[start Data lines]

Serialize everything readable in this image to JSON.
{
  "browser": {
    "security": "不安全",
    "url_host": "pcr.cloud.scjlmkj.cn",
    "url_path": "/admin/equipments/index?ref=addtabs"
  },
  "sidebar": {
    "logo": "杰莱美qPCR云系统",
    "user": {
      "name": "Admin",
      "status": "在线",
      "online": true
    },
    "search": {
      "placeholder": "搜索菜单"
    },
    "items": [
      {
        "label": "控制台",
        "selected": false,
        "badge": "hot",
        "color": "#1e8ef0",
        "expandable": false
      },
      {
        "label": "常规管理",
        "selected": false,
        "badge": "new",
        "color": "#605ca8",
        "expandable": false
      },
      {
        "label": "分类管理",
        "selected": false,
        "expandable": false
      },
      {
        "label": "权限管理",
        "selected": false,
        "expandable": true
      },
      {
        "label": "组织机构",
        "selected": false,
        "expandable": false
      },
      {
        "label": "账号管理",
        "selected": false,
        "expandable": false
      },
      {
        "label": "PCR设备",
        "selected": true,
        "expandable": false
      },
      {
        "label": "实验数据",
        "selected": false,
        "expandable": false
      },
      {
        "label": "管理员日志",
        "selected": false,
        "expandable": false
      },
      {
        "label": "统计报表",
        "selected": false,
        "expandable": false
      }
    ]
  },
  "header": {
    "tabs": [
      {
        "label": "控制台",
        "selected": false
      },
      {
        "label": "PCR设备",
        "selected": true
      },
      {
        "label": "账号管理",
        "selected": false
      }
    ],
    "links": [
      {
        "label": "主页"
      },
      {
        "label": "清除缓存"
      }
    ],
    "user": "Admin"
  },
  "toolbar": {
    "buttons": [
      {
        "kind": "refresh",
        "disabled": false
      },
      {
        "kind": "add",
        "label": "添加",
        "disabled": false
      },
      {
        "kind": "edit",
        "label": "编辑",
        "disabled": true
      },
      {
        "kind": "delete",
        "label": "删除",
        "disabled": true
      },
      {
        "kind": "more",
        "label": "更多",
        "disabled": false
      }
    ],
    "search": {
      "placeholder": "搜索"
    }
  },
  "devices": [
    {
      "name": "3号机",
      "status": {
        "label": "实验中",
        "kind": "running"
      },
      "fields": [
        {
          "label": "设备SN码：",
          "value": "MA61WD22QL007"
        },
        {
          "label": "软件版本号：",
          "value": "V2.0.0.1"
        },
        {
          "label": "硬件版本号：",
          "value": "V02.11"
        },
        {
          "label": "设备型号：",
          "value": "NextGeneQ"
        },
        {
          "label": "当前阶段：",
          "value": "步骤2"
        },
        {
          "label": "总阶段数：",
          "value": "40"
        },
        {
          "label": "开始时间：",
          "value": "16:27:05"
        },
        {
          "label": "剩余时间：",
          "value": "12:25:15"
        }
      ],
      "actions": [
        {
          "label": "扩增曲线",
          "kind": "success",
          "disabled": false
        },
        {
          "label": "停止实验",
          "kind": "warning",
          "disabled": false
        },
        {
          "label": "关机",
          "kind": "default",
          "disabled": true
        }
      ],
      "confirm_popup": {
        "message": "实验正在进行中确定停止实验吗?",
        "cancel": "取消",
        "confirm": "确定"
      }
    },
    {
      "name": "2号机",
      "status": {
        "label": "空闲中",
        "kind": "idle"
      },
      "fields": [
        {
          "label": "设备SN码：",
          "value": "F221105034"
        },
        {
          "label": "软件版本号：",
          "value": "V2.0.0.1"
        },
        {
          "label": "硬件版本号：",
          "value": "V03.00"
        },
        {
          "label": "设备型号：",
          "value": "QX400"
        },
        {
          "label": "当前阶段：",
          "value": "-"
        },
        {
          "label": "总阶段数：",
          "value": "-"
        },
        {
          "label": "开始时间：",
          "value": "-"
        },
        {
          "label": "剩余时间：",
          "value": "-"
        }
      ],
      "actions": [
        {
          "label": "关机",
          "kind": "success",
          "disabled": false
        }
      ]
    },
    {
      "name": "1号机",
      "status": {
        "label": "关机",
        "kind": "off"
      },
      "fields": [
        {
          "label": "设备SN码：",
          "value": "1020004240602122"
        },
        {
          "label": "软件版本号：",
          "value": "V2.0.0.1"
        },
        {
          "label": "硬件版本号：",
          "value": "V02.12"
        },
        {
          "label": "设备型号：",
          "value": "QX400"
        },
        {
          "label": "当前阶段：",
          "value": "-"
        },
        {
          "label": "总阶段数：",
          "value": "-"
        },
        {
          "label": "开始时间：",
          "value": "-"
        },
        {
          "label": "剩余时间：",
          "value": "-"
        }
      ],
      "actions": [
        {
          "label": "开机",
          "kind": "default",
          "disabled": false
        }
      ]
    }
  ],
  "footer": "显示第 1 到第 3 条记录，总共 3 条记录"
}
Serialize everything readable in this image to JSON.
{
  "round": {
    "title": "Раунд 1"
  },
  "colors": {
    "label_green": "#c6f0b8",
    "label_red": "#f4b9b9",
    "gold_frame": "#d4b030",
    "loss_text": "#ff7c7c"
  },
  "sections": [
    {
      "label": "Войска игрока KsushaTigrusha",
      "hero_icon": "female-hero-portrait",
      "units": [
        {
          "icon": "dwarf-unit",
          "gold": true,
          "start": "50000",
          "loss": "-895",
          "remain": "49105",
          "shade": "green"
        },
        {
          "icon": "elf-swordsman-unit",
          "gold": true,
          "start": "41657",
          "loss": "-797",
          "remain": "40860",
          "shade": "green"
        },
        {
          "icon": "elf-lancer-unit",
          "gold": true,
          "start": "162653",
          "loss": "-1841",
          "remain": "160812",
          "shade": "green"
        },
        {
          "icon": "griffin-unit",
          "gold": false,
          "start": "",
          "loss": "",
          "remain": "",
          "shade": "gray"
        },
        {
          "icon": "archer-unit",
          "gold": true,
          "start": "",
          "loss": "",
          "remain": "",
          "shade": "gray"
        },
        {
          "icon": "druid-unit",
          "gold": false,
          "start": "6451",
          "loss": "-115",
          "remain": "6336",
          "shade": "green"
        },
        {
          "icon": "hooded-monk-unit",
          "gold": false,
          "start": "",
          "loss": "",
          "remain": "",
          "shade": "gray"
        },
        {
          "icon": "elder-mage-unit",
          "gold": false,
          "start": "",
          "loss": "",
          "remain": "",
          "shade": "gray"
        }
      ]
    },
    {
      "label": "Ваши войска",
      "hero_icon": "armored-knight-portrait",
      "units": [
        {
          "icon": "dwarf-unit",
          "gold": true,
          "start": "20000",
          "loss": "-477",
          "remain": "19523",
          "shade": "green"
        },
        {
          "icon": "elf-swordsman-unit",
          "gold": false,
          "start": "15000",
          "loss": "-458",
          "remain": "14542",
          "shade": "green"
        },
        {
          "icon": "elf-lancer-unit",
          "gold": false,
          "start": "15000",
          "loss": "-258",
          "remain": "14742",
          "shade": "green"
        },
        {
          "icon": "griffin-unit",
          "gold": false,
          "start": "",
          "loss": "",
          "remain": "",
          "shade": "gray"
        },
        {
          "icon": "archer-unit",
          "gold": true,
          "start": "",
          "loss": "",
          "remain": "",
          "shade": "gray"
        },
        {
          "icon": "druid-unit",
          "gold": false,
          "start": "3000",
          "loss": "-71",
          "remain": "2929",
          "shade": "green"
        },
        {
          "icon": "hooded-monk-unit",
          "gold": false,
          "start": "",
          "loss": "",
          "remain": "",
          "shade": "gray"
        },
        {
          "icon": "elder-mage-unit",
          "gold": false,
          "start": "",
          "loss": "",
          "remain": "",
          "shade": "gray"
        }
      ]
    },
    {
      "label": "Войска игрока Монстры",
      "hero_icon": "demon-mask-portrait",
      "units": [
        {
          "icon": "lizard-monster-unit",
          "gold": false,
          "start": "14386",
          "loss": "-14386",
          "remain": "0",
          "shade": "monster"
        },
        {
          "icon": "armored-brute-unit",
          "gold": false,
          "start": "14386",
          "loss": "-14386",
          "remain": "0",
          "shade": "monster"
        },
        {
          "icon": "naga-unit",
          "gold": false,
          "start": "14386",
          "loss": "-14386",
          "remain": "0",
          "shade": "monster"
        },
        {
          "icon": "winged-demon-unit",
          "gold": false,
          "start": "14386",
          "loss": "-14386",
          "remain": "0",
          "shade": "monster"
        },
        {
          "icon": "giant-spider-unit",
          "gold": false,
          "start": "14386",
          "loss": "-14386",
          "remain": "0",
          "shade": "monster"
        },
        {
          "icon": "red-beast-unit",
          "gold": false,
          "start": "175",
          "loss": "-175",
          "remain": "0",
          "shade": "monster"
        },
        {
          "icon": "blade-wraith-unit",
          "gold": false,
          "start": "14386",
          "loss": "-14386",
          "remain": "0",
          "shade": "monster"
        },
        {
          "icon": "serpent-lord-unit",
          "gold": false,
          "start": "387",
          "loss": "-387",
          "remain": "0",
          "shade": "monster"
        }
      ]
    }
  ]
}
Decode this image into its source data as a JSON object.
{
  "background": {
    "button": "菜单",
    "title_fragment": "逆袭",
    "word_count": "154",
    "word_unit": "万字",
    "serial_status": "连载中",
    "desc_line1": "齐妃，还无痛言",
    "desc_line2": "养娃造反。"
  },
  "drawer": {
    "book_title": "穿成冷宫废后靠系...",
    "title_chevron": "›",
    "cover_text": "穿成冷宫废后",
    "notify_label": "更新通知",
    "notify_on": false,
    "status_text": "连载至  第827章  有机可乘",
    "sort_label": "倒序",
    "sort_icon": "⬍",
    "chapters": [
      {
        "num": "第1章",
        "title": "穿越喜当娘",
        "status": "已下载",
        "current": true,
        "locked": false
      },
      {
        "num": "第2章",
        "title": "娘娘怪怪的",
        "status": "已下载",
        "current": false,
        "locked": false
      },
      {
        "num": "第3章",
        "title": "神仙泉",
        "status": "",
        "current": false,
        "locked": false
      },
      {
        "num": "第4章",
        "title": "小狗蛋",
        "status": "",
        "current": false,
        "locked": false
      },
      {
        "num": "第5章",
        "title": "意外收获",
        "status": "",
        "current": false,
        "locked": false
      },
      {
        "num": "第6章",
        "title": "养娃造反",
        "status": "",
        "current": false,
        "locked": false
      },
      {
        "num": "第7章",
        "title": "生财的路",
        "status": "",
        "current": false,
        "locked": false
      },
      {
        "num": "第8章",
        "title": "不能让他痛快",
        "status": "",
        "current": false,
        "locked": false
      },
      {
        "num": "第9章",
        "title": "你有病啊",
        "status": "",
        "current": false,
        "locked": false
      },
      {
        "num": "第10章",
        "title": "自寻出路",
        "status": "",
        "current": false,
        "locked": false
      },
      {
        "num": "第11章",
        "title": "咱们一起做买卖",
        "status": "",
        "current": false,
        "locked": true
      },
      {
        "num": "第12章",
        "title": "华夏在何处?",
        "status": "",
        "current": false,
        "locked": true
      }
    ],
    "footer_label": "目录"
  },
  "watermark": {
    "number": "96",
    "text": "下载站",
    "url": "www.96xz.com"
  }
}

[end Data lines]

• _What is expected_: Gather each line of the listing that holds the string "armored".

• _Answer to this task_:
      "hero_icon": "armored-knight-portrait",
          "icon": "armored-brute-unit",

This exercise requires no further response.